• Lines of data:
▼▼▼
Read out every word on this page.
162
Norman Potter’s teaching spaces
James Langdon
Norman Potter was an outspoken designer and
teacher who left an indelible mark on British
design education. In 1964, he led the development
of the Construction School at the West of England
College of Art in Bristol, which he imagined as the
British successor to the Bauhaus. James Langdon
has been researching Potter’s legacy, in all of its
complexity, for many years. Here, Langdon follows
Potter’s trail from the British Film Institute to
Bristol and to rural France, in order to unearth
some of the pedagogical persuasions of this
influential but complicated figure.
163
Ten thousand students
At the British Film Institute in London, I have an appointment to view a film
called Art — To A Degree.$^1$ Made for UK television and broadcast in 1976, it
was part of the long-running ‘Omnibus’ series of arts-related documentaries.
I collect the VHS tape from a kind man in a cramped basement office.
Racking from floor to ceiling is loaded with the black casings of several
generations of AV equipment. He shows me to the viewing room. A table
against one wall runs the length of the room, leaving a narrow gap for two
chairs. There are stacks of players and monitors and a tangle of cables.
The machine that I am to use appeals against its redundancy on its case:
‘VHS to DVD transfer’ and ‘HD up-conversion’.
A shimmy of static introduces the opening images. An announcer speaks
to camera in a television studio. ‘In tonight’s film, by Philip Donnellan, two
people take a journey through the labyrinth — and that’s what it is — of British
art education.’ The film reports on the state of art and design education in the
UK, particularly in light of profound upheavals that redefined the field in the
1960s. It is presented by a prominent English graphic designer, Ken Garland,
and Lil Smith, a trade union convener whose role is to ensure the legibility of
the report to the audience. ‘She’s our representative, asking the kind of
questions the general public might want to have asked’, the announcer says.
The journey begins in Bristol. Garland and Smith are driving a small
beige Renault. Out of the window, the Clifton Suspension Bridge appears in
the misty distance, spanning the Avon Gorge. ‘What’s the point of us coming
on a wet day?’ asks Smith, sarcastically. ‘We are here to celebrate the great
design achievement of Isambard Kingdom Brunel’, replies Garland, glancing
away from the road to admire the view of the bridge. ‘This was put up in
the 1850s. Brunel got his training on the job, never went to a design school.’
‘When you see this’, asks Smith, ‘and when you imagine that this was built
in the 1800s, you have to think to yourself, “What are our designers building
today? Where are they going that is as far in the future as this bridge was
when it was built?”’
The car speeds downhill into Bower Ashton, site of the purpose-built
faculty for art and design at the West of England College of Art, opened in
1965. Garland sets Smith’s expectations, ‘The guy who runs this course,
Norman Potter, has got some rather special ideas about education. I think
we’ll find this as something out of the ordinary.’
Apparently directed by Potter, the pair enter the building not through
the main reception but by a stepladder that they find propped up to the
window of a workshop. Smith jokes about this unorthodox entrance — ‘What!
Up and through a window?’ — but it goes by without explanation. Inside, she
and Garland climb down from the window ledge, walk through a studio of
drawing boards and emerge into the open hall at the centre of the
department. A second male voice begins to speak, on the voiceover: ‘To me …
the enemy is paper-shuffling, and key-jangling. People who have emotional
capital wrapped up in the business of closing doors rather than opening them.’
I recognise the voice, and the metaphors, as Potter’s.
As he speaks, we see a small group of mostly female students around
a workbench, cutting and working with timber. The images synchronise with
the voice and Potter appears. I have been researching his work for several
▲▲▲
• DIRECTIONS: Look through the material above and pick out each line holding the word "have".

• THE RESULT:
At the British Film Institute in London, I have an appointment to view a film
questions the general public might want to have asked’, the announcer says.
in the 1800s, you have to think to yourself, “What are our designers building
the enemy is paper-shuffling, and key-jangling. People who have emotional
the voice and Potter appears. I have been researching his work for several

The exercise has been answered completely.